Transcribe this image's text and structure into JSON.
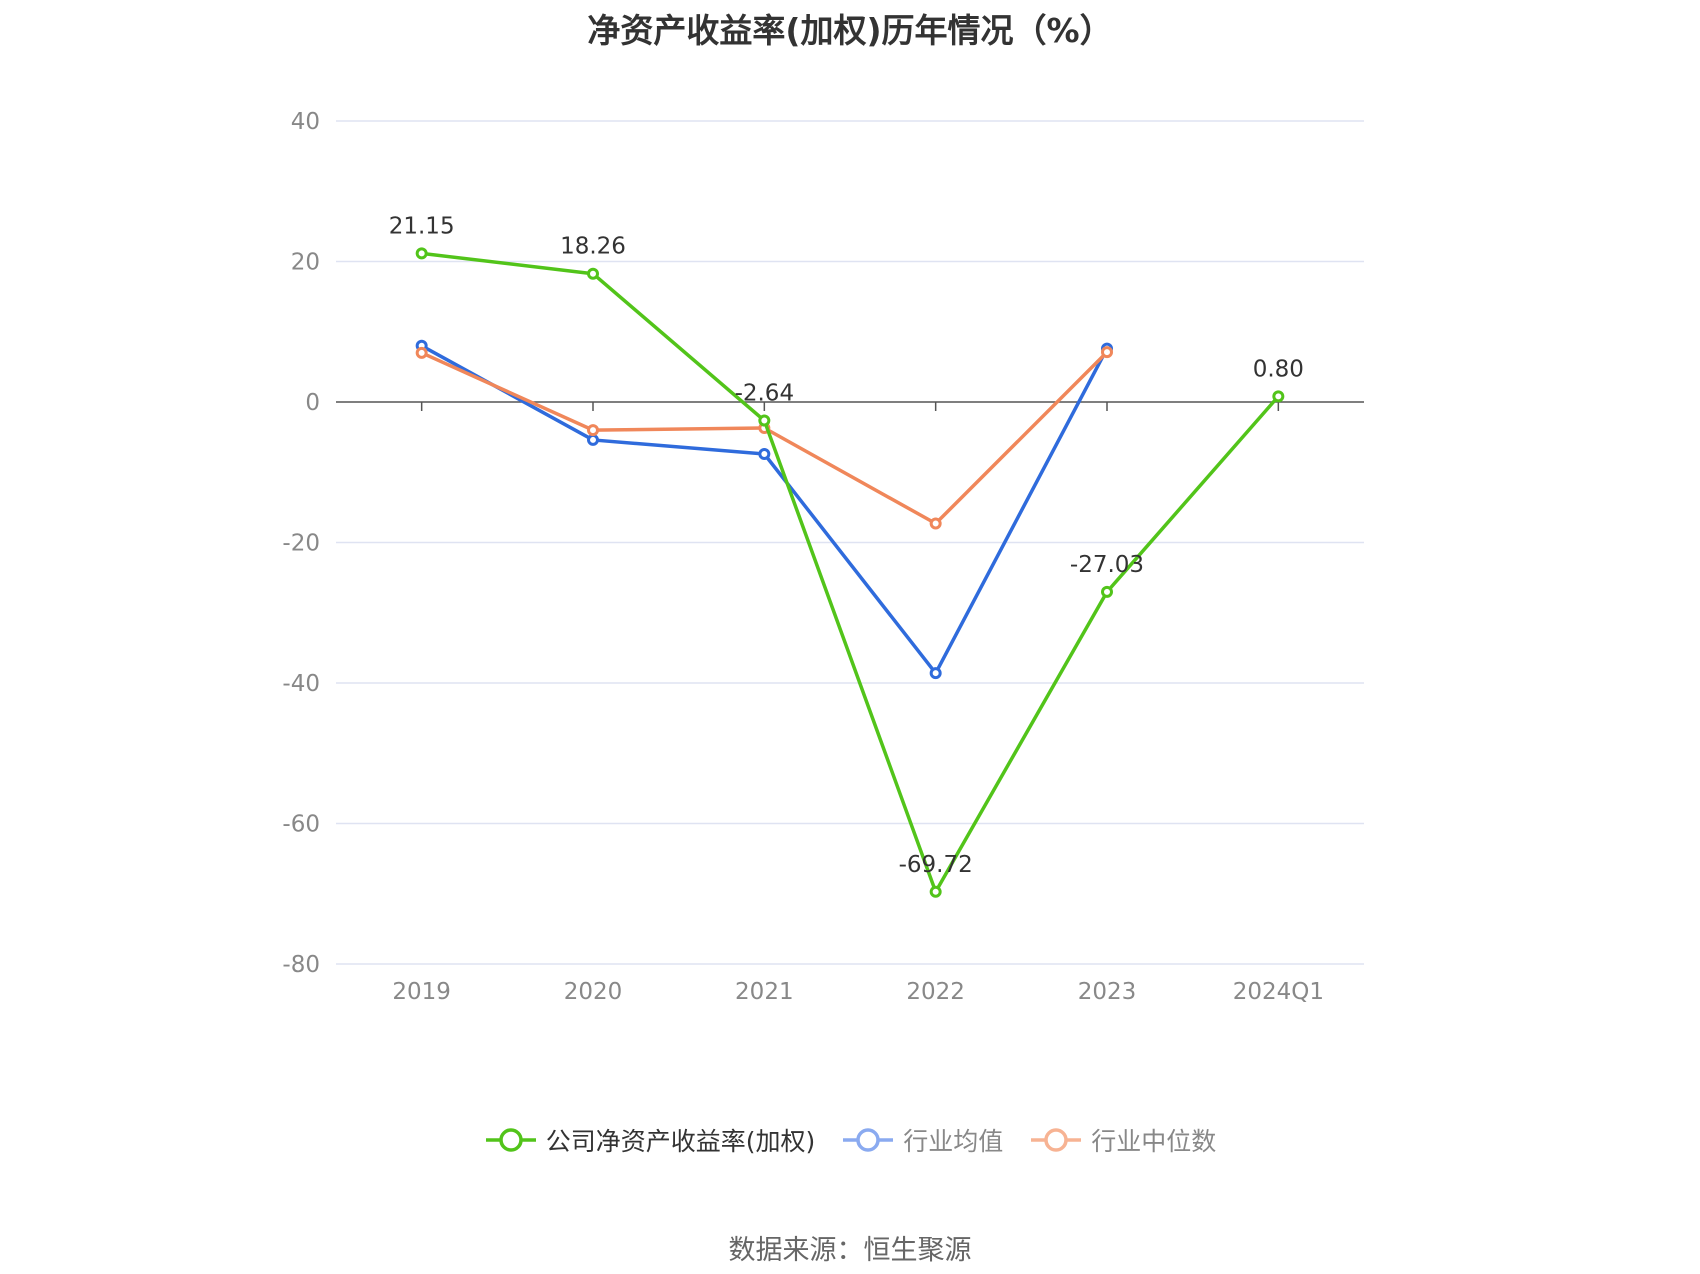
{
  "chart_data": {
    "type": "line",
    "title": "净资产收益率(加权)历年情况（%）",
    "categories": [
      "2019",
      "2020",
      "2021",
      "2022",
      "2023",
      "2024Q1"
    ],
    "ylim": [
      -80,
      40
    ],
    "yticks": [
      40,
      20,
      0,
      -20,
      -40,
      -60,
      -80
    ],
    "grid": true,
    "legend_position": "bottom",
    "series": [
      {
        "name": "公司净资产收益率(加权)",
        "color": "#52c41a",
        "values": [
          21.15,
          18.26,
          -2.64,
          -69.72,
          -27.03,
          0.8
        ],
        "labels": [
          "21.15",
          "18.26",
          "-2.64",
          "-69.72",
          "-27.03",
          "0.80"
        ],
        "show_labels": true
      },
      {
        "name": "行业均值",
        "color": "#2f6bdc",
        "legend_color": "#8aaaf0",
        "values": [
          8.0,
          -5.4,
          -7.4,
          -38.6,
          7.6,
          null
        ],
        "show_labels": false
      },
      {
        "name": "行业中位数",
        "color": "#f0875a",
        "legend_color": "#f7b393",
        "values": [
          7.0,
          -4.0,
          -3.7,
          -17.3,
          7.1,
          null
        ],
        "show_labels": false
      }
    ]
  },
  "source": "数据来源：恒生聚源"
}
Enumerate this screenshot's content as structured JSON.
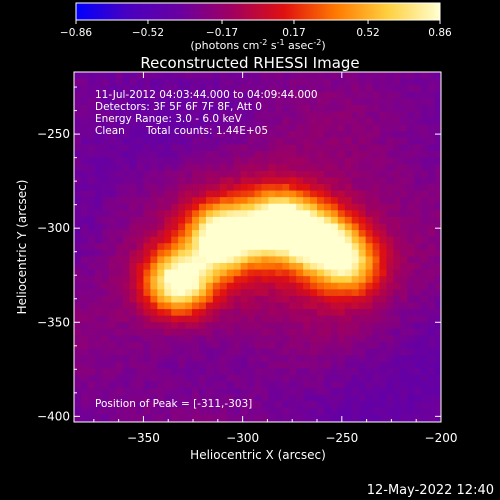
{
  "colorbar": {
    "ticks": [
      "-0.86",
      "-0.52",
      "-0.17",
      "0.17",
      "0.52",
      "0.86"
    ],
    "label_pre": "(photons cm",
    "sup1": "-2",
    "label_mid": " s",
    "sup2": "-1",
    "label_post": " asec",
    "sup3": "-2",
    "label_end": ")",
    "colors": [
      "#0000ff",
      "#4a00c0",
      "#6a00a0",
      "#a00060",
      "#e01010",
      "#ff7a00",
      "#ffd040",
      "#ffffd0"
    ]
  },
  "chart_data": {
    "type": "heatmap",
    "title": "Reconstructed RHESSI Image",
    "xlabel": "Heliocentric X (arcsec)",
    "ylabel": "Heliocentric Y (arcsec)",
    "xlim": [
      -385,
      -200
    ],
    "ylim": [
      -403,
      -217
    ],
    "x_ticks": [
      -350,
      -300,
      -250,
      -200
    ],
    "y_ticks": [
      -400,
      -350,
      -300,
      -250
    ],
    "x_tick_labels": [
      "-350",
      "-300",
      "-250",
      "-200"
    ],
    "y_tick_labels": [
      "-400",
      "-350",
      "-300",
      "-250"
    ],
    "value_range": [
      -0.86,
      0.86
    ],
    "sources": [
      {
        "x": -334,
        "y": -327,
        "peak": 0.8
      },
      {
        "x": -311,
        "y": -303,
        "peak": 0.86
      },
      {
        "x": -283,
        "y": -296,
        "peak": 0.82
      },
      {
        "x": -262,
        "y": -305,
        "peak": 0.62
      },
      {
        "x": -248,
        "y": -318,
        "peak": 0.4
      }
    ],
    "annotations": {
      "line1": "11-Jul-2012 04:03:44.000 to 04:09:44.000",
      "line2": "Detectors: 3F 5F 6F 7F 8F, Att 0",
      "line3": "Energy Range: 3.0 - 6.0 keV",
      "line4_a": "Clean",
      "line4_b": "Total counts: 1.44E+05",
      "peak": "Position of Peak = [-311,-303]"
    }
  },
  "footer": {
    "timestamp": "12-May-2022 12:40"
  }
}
--
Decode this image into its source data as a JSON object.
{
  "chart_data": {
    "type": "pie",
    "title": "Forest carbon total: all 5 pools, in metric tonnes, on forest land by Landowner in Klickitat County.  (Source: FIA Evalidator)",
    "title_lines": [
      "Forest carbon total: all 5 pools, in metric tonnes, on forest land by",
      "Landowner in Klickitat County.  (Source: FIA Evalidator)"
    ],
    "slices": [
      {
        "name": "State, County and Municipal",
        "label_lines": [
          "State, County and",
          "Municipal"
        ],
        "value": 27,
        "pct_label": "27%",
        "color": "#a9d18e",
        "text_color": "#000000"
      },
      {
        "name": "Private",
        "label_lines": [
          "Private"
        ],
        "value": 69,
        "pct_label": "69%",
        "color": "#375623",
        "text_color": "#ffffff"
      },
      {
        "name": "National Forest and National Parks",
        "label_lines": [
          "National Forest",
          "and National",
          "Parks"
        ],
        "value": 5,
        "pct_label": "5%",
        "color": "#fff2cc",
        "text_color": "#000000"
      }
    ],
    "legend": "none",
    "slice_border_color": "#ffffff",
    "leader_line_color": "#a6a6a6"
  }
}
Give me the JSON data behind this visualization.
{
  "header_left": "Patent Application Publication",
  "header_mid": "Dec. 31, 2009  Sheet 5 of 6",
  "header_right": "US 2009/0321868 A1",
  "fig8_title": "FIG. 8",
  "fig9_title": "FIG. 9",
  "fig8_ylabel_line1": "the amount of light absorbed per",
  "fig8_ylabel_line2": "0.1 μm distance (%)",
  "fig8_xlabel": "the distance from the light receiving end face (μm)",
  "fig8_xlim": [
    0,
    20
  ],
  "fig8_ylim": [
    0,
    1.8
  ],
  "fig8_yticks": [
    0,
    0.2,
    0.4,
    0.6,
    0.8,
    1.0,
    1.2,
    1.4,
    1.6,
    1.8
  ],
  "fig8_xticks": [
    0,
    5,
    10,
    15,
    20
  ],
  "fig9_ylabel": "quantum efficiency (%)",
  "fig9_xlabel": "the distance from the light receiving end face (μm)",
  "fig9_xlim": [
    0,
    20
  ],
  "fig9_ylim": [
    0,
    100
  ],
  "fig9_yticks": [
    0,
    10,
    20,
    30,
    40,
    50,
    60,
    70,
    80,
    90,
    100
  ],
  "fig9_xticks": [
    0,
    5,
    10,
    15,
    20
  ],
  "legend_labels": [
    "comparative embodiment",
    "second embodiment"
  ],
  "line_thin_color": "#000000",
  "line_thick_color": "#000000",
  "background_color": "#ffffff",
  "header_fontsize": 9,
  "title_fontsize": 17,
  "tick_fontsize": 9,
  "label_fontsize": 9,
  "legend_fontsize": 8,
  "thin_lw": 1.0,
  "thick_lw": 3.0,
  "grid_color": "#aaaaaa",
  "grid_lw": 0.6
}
--
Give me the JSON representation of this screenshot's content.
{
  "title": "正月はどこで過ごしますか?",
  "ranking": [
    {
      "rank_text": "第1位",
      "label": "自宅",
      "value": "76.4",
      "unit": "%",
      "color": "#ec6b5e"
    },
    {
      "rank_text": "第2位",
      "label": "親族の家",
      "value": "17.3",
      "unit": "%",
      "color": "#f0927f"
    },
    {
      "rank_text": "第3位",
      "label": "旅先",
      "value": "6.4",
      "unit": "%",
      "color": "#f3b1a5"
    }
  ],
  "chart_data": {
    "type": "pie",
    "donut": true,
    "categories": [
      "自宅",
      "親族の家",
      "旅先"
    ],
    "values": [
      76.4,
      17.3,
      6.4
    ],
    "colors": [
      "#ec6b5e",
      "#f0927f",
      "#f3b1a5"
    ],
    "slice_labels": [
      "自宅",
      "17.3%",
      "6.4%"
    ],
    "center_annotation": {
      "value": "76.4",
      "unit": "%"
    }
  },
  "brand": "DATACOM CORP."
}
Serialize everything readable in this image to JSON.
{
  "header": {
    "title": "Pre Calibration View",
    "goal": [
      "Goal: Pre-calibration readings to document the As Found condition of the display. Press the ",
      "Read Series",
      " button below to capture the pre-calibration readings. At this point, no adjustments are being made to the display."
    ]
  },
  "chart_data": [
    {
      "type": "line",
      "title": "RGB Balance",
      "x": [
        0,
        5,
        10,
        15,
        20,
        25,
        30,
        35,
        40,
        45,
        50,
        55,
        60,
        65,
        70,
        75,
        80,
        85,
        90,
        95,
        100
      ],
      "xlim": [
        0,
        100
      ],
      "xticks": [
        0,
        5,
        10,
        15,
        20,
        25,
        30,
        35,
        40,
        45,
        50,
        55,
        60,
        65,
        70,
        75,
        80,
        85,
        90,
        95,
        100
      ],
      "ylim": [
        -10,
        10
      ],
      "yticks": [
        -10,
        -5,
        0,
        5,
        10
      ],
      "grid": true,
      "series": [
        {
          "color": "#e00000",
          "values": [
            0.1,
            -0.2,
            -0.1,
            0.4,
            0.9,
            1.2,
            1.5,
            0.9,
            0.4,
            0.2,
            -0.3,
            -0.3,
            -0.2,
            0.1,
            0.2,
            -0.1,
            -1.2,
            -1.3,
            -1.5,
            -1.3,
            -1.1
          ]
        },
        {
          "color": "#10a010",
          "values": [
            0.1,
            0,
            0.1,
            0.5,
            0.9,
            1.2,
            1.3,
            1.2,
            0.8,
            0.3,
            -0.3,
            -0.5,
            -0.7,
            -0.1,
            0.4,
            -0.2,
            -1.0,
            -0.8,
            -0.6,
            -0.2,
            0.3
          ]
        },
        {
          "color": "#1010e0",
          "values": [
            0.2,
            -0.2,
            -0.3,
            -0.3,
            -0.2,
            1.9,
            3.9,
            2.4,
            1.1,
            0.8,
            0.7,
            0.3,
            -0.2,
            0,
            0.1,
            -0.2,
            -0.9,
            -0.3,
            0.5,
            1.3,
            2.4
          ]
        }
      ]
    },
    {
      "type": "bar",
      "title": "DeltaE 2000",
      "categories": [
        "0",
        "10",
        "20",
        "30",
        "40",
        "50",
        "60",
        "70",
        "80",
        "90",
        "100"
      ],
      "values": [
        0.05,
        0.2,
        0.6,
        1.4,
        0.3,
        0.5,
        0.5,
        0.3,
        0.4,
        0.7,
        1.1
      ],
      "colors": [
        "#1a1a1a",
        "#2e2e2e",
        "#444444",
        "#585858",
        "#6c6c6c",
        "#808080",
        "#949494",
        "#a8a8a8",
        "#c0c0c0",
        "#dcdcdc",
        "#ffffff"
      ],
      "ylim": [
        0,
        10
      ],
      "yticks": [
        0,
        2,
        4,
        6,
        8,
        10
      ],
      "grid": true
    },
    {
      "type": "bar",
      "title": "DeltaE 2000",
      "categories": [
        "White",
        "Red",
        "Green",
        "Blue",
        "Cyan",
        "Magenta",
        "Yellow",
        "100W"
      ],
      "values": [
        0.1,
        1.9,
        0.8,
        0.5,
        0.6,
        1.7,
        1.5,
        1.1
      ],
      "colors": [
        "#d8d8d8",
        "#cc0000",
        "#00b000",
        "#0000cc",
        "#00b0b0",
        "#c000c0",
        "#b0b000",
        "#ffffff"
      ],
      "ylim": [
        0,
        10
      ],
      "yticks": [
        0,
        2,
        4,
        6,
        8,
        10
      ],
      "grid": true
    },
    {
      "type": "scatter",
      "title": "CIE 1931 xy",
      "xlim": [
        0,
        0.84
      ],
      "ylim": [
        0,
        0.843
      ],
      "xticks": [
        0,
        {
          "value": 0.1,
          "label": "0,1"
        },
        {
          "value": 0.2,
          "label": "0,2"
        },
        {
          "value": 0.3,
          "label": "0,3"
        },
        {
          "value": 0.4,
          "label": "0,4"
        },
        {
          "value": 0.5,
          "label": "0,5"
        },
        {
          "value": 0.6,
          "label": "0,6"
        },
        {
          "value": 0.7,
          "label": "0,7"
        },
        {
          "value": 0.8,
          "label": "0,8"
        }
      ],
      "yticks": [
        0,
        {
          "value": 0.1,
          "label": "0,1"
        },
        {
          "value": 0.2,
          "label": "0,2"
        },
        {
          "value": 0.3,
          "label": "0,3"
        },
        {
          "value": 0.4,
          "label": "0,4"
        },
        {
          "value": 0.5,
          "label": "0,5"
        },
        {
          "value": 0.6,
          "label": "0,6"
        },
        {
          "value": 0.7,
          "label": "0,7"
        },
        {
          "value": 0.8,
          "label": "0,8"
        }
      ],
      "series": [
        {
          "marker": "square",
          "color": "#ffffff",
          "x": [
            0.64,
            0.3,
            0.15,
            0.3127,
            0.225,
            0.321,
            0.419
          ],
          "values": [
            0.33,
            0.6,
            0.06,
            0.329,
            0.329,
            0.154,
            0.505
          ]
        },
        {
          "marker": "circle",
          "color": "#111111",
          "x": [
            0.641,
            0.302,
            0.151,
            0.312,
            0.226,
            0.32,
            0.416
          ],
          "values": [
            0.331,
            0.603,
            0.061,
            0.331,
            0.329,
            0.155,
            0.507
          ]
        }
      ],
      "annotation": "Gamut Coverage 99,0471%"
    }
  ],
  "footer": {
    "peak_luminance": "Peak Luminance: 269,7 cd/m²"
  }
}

* **Exercise task**:
Return every line containing "ffffff".

* **Expected answer**:
        "text_color": "#ffffff"
    "slice_border_color": "#ffffff",
  "background_color": "#ffffff",
        "#ffffff"
        "#ffffff"
          "color": "#ffffff",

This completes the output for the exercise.